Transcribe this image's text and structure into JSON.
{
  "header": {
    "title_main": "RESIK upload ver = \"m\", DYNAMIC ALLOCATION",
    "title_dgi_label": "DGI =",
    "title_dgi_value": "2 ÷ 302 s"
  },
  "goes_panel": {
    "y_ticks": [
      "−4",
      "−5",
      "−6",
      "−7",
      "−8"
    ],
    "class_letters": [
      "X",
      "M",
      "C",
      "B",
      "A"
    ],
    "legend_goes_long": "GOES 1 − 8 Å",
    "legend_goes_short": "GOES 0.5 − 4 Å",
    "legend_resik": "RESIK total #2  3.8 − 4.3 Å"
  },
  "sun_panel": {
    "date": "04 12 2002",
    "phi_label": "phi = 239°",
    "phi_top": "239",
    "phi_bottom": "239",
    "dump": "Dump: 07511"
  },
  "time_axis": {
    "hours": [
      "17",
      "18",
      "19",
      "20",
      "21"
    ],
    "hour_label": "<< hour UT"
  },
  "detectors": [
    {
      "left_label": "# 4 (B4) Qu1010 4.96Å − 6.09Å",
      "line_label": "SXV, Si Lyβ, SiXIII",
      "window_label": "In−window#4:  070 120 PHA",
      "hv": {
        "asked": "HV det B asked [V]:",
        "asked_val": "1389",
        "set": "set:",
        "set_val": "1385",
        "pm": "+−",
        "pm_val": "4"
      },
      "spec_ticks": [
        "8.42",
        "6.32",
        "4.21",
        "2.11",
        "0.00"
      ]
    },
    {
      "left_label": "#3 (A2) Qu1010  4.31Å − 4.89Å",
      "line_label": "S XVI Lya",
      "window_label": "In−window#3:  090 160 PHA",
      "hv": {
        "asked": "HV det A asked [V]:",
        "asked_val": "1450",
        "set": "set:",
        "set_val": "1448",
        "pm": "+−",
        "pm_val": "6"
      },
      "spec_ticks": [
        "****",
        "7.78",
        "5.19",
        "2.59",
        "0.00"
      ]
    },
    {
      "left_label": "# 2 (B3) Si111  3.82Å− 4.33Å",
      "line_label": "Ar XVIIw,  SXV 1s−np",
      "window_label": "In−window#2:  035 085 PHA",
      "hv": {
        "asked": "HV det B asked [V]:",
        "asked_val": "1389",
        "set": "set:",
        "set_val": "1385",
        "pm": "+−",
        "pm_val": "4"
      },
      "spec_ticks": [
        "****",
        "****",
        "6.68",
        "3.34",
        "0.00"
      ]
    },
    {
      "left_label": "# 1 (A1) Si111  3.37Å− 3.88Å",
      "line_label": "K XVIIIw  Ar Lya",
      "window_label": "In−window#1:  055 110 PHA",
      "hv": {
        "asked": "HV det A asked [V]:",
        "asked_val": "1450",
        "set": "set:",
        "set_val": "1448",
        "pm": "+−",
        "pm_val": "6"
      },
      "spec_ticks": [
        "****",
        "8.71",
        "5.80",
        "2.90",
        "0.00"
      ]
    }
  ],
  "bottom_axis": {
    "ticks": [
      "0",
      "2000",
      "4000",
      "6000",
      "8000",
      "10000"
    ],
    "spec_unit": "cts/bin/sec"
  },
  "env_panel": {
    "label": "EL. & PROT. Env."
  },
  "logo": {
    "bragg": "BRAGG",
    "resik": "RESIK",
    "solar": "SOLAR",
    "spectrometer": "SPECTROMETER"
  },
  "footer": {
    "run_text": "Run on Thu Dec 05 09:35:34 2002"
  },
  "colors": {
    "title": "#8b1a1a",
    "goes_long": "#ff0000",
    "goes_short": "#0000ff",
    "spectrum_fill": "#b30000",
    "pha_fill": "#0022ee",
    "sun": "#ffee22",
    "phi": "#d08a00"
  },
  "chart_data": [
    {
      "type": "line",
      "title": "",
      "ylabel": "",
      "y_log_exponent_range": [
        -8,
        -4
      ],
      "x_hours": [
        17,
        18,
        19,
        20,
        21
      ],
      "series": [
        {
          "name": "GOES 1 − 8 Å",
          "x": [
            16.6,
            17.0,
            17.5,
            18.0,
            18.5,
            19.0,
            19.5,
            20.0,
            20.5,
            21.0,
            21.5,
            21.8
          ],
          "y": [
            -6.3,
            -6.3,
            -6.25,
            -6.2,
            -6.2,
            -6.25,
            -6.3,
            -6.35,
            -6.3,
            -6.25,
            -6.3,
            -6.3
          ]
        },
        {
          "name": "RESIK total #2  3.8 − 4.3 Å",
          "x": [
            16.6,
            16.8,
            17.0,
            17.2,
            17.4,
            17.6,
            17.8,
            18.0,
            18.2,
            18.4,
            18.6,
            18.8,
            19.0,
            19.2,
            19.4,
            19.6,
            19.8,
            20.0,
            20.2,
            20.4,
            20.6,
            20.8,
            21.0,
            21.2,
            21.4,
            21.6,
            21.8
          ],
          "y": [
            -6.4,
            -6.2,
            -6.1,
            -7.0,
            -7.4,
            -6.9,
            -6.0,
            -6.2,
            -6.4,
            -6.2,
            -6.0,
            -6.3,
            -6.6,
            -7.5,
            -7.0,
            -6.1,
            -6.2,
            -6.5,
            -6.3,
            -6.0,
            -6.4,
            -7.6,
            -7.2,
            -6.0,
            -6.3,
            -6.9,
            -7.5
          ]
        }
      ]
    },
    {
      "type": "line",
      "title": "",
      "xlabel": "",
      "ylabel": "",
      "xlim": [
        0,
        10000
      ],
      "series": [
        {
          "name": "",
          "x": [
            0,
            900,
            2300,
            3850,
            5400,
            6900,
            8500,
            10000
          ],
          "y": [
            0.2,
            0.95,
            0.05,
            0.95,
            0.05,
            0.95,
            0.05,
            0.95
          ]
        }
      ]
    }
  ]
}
-*-
* Aim: Give back the whole listing exactly as it reads.

* Solution for this task:
Transcribe this image's text and structure into JSON.
{
  "header": {
    "title_main": "RESIK upload ver = \"m\", DYNAMIC ALLOCATION",
    "title_dgi_label": "DGI =",
    "title_dgi_value": "2 ÷ 302 s"
  },
  "goes_panel": {
    "y_ticks": [
      "−4",
      "−5",
      "−6",
      "−7",
      "−8"
    ],
    "class_letters": [
      "X",
      "M",
      "C",
      "B",
      "A"
    ],
    "legend_goes_long": "GOES 1 − 8 Å",
    "legend_goes_short": "GOES 0.5 − 4 Å",
    "legend_resik": "RESIK total #2  3.8 − 4.3 Å"
  },
  "sun_panel": {
    "date": "04 12 2002",
    "phi_label": "phi = 239°",
    "phi_top": "239",
    "phi_bottom": "239",
    "dump": "Dump: 07511"
  },
  "time_axis": {
    "hours": [
      "17",
      "18",
      "19",
      "20",
      "21"
    ],
    "hour_label": "<< hour UT"
  },
  "detectors": [
    {
      "left_label": "# 4 (B4) Qu1010 4.96Å − 6.09Å",
      "line_label": "SXV, Si Lyβ, SiXIII",
      "window_label": "In−window#4:  070 120 PHA",
      "hv": {
        "asked": "HV det B asked [V]:",
        "asked_val": "1389",
        "set": "set:",
        "set_val": "1385",
        "pm": "+−",
        "pm_val": "4"
      },
      "spec_ticks": [
        "8.42",
        "6.32",
        "4.21",
        "2.11",
        "0.00"
      ]
    },
    {
      "left_label": "#3 (A2) Qu1010  4.31Å − 4.89Å",
      "line_label": "S XVI Lya",
      "window_label": "In−window#3:  090 160 PHA",
      "hv": {
        "asked": "HV det A asked [V]:",
        "asked_val": "1450",
        "set": "set:",
        "set_val": "1448",
        "pm": "+−",
        "pm_val": "6"
      },
      "spec_ticks": [
        "****",
        "7.78",
        "5.19",
        "2.59",
        "0.00"
      ]
    },
    {
      "left_label": "# 2 (B3) Si111  3.82Å− 4.33Å",
      "line_label": "Ar XVIIw,  SXV 1s−np",
      "window_label": "In−window#2:  035 085 PHA",
      "hv": {
        "asked": "HV det B asked [V]:",
        "asked_val": "1389",
        "set": "set:",
        "set_val": "1385",
        "pm": "+−",
        "pm_val": "4"
      },
      "spec_ticks": [
        "****",
        "****",
        "6.68",
        "3.34",
        "0.00"
      ]
    },
    {
      "left_label": "# 1 (A1) Si111  3.37Å− 3.88Å",
      "line_label": "K XVIIIw  Ar Lya",
      "window_label": "In−window#1:  055 110 PHA",
      "hv": {
        "asked": "HV det A asked [V]:",
        "asked_val": "1450",
        "set": "set:",
        "set_val": "1448",
        "pm": "+−",
        "pm_val": "6"
      },
      "spec_ticks": [
        "****",
        "8.71",
        "5.80",
        "2.90",
        "0.00"
      ]
    }
  ],
  "bottom_axis": {
    "ticks": [
      "0",
      "2000",
      "4000",
      "6000",
      "8000",
      "10000"
    ],
    "spec_unit": "cts/bin/sec"
  },
  "env_panel": {
    "label": "EL. & PROT. Env."
  },
  "logo": {
    "bragg": "BRAGG",
    "resik": "RESIK",
    "solar": "SOLAR",
    "spectrometer": "SPECTROMETER"
  },
  "footer": {
    "run_text": "Run on Thu Dec 05 09:35:34 2002"
  },
  "colors": {
    "title": "#8b1a1a",
    "goes_long": "#ff0000",
    "goes_short": "#0000ff",
    "spectrum_fill": "#b30000",
    "pha_fill": "#0022ee",
    "sun": "#ffee22",
    "phi": "#d08a00"
  },
  "chart_data": [
    {
      "type": "line",
      "title": "",
      "ylabel": "",
      "y_log_exponent_range": [
        -8,
        -4
      ],
      "x_hours": [
        17,
        18,
        19,
        20,
        21
      ],
      "series": [
        {
          "name": "GOES 1 − 8 Å",
          "x": [
            16.6,
            17.0,
            17.5,
            18.0,
            18.5,
            19.0,
            19.5,
            20.0,
            20.5,
            21.0,
            21.5,
            21.8
          ],
          "y": [
            -6.3,
            -6.3,
            -6.25,
            -6.2,
            -6.2,
            -6.25,
            -6.3,
            -6.35,
            -6.3,
            -6.25,
            -6.3,
            -6.3
          ]
        },
        {
          "name": "RESIK total #2  3.8 − 4.3 Å",
          "x": [
            16.6,
            16.8,
            17.0,
            17.2,
            17.4,
            17.6,
            17.8,
            18.0,
            18.2,
            18.4,
            18.6,
            18.8,
            19.0,
            19.2,
            19.4,
            19.6,
            19.8,
            20.0,
            20.2,
            20.4,
            20.6,
            20.8,
            21.0,
            21.2,
            21.4,
            21.6,
            21.8
          ],
          "y": [
            -6.4,
            -6.2,
            -6.1,
            -7.0,
            -7.4,
            -6.9,
            -6.0,
            -6.2,
            -6.4,
            -6.2,
            -6.0,
            -6.3,
            -6.6,
            -7.5,
            -7.0,
            -6.1,
            -6.2,
            -6.5,
            -6.3,
            -6.0,
            -6.4,
            -7.6,
            -7.2,
            -6.0,
            -6.3,
            -6.9,
            -7.5
          ]
        }
      ]
    },
    {
      "type": "line",
      "title": "",
      "xlabel": "",
      "ylabel": "",
      "xlim": [
        0,
        10000
      ],
      "series": [
        {
          "name": "",
          "x": [
            0,
            900,
            2300,
            3850,
            5400,
            6900,
            8500,
            10000
          ],
          "y": [
            0.2,
            0.95,
            0.05,
            0.95,
            0.05,
            0.95,
            0.05,
            0.95
          ]
        }
      ]
    }
  ]
}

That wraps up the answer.